**INSTRUCTIONS FOR THE TASK**
Retype all of the data. Every line must match exactly.

(Data listing)
• • •
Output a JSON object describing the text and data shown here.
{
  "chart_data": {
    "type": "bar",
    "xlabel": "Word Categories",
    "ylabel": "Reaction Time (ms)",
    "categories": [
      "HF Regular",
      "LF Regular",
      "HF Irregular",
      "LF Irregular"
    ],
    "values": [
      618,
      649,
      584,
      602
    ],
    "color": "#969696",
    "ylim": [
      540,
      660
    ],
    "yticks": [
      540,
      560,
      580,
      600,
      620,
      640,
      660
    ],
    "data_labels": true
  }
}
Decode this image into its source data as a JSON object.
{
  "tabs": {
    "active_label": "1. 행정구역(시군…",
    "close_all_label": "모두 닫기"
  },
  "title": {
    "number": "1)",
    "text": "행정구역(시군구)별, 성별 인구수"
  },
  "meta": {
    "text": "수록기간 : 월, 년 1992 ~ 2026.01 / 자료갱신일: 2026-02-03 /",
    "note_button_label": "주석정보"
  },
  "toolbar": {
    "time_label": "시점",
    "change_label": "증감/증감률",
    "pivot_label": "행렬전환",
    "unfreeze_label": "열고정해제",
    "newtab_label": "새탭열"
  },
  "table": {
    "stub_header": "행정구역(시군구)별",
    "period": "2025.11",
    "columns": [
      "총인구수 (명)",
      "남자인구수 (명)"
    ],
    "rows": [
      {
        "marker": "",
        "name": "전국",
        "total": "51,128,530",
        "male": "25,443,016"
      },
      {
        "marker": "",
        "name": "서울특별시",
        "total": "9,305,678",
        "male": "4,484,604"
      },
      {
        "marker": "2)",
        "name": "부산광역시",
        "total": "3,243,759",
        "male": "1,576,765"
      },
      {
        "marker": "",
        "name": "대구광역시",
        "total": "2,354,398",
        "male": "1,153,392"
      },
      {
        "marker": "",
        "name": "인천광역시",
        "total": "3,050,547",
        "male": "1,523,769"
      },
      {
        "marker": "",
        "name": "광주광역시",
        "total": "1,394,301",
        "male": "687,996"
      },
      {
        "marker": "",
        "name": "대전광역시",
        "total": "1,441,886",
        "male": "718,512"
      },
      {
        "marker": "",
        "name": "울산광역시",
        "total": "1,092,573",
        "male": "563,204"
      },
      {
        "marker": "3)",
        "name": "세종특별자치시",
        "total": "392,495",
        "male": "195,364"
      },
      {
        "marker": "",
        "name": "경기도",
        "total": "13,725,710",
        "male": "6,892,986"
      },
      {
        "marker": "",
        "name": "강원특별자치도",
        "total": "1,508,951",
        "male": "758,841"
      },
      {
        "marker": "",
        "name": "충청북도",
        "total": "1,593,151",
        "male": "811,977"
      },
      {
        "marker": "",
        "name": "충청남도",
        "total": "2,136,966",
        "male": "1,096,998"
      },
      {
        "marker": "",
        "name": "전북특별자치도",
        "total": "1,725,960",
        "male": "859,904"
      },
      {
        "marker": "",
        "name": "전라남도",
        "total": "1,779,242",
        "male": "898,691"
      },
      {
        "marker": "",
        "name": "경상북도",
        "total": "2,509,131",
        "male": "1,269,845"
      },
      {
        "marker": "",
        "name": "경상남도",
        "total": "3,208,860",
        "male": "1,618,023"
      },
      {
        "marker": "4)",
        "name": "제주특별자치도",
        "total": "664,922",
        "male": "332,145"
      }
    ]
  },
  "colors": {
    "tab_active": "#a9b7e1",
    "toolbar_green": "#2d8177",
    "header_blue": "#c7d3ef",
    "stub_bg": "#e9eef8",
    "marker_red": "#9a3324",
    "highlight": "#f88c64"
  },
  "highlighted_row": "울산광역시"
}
• • •
**FULL ANSWER**
Output a JSON object describing the text and data shown here.
{
  "chart_data": {
    "type": "bar",
    "xlabel": "Word Categories",
    "ylabel": "Reaction Time (ms)",
    "categories": [
      "HF Regular",
      "LF Regular",
      "HF Irregular",
      "LF Irregular"
    ],
    "values": [
      618,
      649,
      584,
      602
    ],
    "color": "#969696",
    "ylim": [
      540,
      660
    ],
    "yticks": [
      540,
      560,
      580,
      600,
      620,
      640,
      660
    ],
    "data_labels": true
  }
}
Decode this image into its source data as a JSON object.
{
  "tabs": {
    "active_label": "1. 행정구역(시군…",
    "close_all_label": "모두 닫기"
  },
  "title": {
    "number": "1)",
    "text": "행정구역(시군구)별, 성별 인구수"
  },
  "meta": {
    "text": "수록기간 : 월, 년 1992 ~ 2026.01 / 자료갱신일: 2026-02-03 /",
    "note_button_label": "주석정보"
  },
  "toolbar": {
    "time_label": "시점",
    "change_label": "증감/증감률",
    "pivot_label": "행렬전환",
    "unfreeze_label": "열고정해제",
    "newtab_label": "새탭열"
  },
  "table": {
    "stub_header": "행정구역(시군구)별",
    "period": "2025.11",
    "columns": [
      "총인구수 (명)",
      "남자인구수 (명)"
    ],
    "rows": [
      {
        "marker": "",
        "name": "전국",
        "total": "51,128,530",
        "male": "25,443,016"
      },
      {
        "marker": "",
        "name": "서울특별시",
        "total": "9,305,678",
        "male": "4,484,604"
      },
      {
        "marker": "2)",
        "name": "부산광역시",
        "total": "3,243,759",
        "male": "1,576,765"
      },
      {
        "marker": "",
        "name": "대구광역시",
        "total": "2,354,398",
        "male": "1,153,392"
      },
      {
        "marker": "",
        "name": "인천광역시",
        "total": "3,050,547",
        "male": "1,523,769"
      },
      {
        "marker": "",
        "name": "광주광역시",
        "total": "1,394,301",
        "male": "687,996"
      },
      {
        "marker": "",
        "name": "대전광역시",
        "total": "1,441,886",
        "male": "718,512"
      },
      {
        "marker": "",
        "name": "울산광역시",
        "total": "1,092,573",
        "male": "563,204"
      },
      {
        "marker": "3)",
        "name": "세종특별자치시",
        "total": "392,495",
        "male": "195,364"
      },
      {
        "marker": "",
        "name": "경기도",
        "total": "13,725,710",
        "male": "6,892,986"
      },
      {
        "marker": "",
        "name": "강원특별자치도",
        "total": "1,508,951",
        "male": "758,841"
      },
      {
        "marker": "",
        "name": "충청북도",
        "total": "1,593,151",
        "male": "811,977"
      },
      {
        "marker": "",
        "name": "충청남도",
        "total": "2,136,966",
        "male": "1,096,998"
      },
      {
        "marker": "",
        "name": "전북특별자치도",
        "total": "1,725,960",
        "male": "859,904"
      },
      {
        "marker": "",
        "name": "전라남도",
        "total": "1,779,242",
        "male": "898,691"
      },
      {
        "marker": "",
        "name": "경상북도",
        "total": "2,509,131",
        "male": "1,269,845"
      },
      {
        "marker": "",
        "name": "경상남도",
        "total": "3,208,860",
        "male": "1,618,023"
      },
      {
        "marker": "4)",
        "name": "제주특별자치도",
        "total": "664,922",
        "male": "332,145"
      }
    ]
  },
  "colors": {
    "tab_active": "#a9b7e1",
    "toolbar_green": "#2d8177",
    "header_blue": "#c7d3ef",
    "stub_bg": "#e9eef8",
    "marker_red": "#9a3324",
    "highlight": "#f88c64"
  },
  "highlighted_row": "울산광역시"
}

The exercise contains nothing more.